What you need to do:
Gather up the lines that contain "object".

Extracted data:
--- begin ---

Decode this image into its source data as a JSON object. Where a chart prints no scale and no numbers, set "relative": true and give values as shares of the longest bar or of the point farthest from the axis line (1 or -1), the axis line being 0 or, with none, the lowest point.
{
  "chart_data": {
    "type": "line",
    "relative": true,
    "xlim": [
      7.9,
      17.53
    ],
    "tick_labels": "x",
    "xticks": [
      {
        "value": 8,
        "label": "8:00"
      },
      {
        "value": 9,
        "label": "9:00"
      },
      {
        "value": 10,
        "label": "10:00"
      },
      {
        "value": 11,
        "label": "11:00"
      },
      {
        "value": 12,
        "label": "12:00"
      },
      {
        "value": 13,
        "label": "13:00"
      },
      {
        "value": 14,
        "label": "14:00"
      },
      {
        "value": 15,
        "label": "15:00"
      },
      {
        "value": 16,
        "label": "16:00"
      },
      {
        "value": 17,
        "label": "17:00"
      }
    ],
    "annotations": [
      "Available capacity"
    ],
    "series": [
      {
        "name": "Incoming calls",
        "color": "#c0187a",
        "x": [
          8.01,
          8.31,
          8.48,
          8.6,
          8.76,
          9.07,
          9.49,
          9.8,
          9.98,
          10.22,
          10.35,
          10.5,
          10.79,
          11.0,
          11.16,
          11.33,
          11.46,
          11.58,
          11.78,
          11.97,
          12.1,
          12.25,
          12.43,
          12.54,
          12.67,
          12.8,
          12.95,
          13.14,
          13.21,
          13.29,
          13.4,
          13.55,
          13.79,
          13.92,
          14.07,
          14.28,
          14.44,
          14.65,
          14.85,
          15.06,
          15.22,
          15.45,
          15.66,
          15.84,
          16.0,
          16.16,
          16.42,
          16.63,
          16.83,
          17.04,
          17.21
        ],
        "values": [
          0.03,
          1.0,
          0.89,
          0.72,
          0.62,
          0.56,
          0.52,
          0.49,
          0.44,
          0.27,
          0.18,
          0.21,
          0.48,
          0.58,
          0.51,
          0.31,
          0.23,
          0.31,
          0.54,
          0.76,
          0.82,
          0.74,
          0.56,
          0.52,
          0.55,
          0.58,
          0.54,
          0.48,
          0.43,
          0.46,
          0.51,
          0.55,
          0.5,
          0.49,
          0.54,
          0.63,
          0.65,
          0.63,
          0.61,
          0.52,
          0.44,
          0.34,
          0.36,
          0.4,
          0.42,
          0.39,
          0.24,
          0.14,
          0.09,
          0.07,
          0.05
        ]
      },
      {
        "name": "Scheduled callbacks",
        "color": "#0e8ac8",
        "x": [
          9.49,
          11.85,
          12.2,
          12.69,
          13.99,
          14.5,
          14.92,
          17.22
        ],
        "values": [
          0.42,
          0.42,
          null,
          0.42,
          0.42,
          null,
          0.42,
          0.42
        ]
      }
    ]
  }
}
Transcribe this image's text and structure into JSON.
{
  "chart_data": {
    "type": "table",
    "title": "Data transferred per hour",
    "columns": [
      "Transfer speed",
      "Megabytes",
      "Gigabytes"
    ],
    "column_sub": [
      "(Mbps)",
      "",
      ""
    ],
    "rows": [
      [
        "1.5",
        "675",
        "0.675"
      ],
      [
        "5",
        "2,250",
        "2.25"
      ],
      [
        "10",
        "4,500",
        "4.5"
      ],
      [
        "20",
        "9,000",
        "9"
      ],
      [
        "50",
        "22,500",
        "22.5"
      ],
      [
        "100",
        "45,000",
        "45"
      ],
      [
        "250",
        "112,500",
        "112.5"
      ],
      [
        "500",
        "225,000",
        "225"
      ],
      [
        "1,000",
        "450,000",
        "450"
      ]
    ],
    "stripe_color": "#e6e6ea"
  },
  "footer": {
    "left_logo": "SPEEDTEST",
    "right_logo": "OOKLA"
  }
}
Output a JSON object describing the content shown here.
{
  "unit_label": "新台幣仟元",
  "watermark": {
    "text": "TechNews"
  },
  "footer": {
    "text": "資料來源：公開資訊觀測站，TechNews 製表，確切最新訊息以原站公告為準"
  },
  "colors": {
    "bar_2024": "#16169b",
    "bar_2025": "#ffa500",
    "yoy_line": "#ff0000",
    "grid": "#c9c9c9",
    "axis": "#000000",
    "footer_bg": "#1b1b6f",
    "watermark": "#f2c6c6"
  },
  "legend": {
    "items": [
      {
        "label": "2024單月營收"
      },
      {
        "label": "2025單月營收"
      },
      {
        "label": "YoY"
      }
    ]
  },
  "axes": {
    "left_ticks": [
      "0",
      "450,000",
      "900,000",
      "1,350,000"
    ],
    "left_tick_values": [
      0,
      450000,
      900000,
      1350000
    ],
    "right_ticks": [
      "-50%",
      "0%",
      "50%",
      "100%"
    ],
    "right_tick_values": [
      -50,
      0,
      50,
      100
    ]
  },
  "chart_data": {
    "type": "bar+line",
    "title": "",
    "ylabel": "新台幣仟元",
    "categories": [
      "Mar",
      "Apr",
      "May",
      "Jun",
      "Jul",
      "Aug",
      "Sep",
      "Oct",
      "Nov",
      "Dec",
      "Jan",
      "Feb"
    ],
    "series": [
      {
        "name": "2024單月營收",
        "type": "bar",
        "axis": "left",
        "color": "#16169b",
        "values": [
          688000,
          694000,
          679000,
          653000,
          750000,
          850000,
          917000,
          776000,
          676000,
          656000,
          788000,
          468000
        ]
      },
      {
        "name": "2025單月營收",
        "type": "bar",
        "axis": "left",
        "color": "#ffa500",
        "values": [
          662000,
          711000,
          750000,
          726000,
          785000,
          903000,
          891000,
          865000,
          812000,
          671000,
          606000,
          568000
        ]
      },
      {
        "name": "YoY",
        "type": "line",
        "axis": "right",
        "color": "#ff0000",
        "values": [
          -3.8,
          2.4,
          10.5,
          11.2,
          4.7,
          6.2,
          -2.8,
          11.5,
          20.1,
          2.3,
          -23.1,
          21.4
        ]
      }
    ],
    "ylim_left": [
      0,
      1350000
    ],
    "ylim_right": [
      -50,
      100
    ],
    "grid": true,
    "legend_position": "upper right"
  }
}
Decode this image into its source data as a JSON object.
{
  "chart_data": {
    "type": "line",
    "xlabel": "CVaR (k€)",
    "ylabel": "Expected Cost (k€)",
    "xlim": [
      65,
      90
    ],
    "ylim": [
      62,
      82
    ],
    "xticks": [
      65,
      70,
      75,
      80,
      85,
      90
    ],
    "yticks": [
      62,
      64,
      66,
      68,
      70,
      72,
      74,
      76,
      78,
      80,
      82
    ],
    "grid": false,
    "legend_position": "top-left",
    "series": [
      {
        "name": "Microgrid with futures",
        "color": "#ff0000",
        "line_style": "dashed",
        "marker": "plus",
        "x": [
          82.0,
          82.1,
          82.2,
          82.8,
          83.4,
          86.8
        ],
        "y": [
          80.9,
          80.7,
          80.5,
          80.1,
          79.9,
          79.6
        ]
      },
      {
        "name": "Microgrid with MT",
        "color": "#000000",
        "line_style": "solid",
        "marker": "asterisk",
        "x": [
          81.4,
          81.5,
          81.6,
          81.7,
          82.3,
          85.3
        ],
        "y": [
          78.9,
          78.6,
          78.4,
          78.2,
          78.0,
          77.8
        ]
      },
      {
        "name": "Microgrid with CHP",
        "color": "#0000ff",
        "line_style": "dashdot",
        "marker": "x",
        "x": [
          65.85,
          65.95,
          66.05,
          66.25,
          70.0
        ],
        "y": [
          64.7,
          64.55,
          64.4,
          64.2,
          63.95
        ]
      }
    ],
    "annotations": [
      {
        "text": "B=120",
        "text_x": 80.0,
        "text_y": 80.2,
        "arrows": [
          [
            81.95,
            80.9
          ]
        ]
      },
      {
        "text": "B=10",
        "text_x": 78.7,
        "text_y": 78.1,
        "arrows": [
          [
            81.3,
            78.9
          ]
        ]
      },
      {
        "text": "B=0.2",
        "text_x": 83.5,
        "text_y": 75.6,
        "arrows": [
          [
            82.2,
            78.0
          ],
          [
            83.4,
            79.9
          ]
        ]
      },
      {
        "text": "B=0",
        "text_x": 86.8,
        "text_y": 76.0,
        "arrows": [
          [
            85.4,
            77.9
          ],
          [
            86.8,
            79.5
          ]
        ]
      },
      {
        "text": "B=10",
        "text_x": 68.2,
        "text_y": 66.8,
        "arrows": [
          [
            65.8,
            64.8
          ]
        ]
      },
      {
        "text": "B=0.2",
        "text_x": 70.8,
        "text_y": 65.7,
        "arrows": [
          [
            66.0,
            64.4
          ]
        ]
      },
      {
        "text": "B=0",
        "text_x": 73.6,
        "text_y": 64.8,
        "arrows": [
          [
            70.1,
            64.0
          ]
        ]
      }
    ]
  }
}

--- end ---

Full answer:
Decode this image into its source data as a JSON object. Where a chart prints no scale and no numbers, set "relative": true and give values as shares of the longest bar or of the point farthest from the axis line (1 or -1), the axis line being 0 or, with none, the lowest point.
Output a JSON object describing the content shown here.
Decode this image into its source data as a JSON object.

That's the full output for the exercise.